→ Records supplied:
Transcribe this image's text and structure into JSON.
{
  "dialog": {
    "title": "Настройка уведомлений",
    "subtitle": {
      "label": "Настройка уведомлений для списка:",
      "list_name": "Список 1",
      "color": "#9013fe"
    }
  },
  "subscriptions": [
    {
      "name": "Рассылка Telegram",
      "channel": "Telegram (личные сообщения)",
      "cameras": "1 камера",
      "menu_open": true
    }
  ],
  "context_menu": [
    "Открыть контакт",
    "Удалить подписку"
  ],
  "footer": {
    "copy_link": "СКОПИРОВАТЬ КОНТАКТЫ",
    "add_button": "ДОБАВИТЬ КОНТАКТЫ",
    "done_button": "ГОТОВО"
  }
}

→ Directions: Report how many lines hold the string "КОНТАКТЫ", giving the number and nothing else.

→ The answer: 2